What needs to be done:
Copy the lines below as they are; omit the images they contain.

+++

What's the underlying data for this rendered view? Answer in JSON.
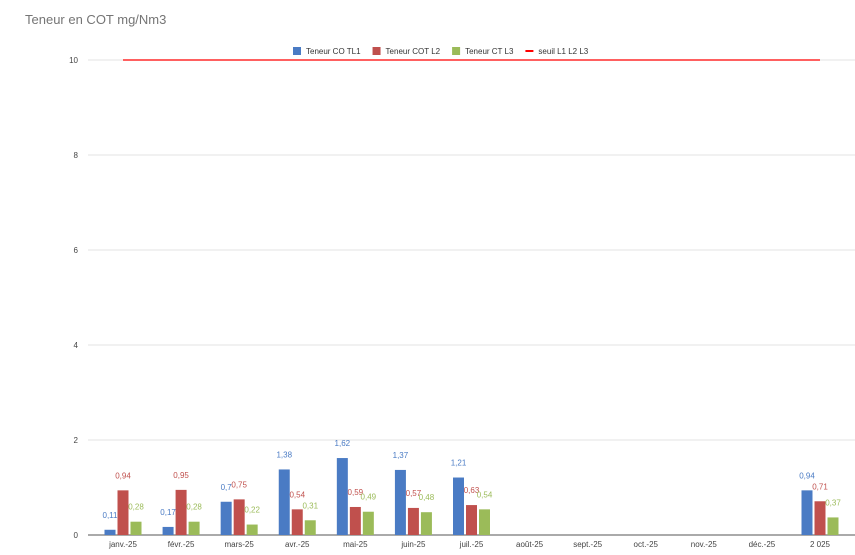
{
  "chart_data": {
    "type": "bar",
    "title": "Teneur en COT mg/Nm3",
    "xlabel": "",
    "ylabel": "",
    "ylim": [
      0,
      10
    ],
    "yticks": [
      0,
      2,
      4,
      6,
      8,
      10
    ],
    "ytick_labels": [
      "0",
      "2",
      "4",
      "6",
      "8",
      "10"
    ],
    "grid": true,
    "legend_position": "top",
    "categories": [
      "janv.-25",
      "févr.-25",
      "mars-25",
      "avr.-25",
      "mai-25",
      "juin-25",
      "juil.-25",
      "août-25",
      "sept.-25",
      "oct.-25",
      "nov.-25",
      "déc.-25",
      "2 025"
    ],
    "series": [
      {
        "name": "Teneur CO TL1",
        "color": "#4a7bc4",
        "kind": "bar",
        "values": [
          0.11,
          0.17,
          0.7,
          1.38,
          1.62,
          1.37,
          1.21,
          null,
          null,
          null,
          null,
          null,
          0.94
        ],
        "labels": [
          "0,11",
          "0,17",
          "0,7",
          "1,38",
          "1,62",
          "1,37",
          "1,21",
          "",
          "",
          "",
          "",
          "",
          "0,94"
        ]
      },
      {
        "name": "Teneur COT L2",
        "color": "#c0504d",
        "kind": "bar",
        "values": [
          0.94,
          0.95,
          0.75,
          0.54,
          0.59,
          0.57,
          0.63,
          null,
          null,
          null,
          null,
          null,
          0.71
        ],
        "labels": [
          "0,94",
          "0,95",
          "0,75",
          "0,54",
          "0,59",
          "0,57",
          "0,63",
          "",
          "",
          "",
          "",
          "",
          "0,71"
        ]
      },
      {
        "name": "Teneur CT L3",
        "color": "#9bbb59",
        "kind": "bar",
        "values": [
          0.28,
          0.28,
          0.22,
          0.31,
          0.49,
          0.48,
          0.54,
          null,
          null,
          null,
          null,
          null,
          0.37
        ],
        "labels": [
          "0,28",
          "0,28",
          "0,22",
          "0,31",
          "0,49",
          "0,48",
          "0,54",
          "",
          "",
          "",
          "",
          "",
          "0,37"
        ]
      },
      {
        "name": "seuil L1 L2 L3",
        "color": "#ff0000",
        "kind": "line",
        "values": [
          10,
          10,
          10,
          10,
          10,
          10,
          10,
          10,
          10,
          10,
          10,
          10,
          10
        ]
      }
    ]
  }
}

+++

Task output:
What's the underlying data for this rendered view? Answer in JSON.
{
  "chart_data": {
    "type": "bar",
    "title": "Teneur en COT mg/Nm3",
    "xlabel": "",
    "ylabel": "",
    "ylim": [
      0,
      10
    ],
    "yticks": [
      0,
      2,
      4,
      6,
      8,
      10
    ],
    "ytick_labels": [
      "0",
      "2",
      "4",
      "6",
      "8",
      "10"
    ],
    "grid": true,
    "legend_position": "top",
    "categories": [
      "janv.-25",
      "févr.-25",
      "mars-25",
      "avr.-25",
      "mai-25",
      "juin-25",
      "juil.-25",
      "août-25",
      "sept.-25",
      "oct.-25",
      "nov.-25",
      "déc.-25",
      "2 025"
    ],
    "series": [
      {
        "name": "Teneur CO TL1",
        "color": "#4a7bc4",
        "kind": "bar",
        "values": [
          0.11,
          0.17,
          0.7,
          1.38,
          1.62,
          1.37,
          1.21,
          null,
          null,
          null,
          null,
          null,
          0.94
        ],
        "labels": [
          "0,11",
          "0,17",
          "0,7",
          "1,38",
          "1,62",
          "1,37",
          "1,21",
          "",
          "",
          "",
          "",
          "",
          "0,94"
        ]
      },
      {
        "name": "Teneur COT L2",
        "color": "#c0504d",
        "kind": "bar",
        "values": [
          0.94,
          0.95,
          0.75,
          0.54,
          0.59,
          0.57,
          0.63,
          null,
          null,
          null,
          null,
          null,
          0.71
        ],
        "labels": [
          "0,94",
          "0,95",
          "0,75",
          "0,54",
          "0,59",
          "0,57",
          "0,63",
          "",
          "",
          "",
          "",
          "",
          "0,71"
        ]
      },
      {
        "name": "Teneur CT L3",
        "color": "#9bbb59",
        "kind": "bar",
        "values": [
          0.28,
          0.28,
          0.22,
          0.31,
          0.49,
          0.48,
          0.54,
          null,
          null,
          null,
          null,
          null,
          0.37
        ],
        "labels": [
          "0,28",
          "0,28",
          "0,22",
          "0,31",
          "0,49",
          "0,48",
          "0,54",
          "",
          "",
          "",
          "",
          "",
          "0,37"
        ]
      },
      {
        "name": "seuil L1 L2 L3",
        "color": "#ff0000",
        "kind": "line",
        "values": [
          10,
          10,
          10,
          10,
          10,
          10,
          10,
          10,
          10,
          10,
          10,
          10,
          10
        ]
      }
    ]
  }
}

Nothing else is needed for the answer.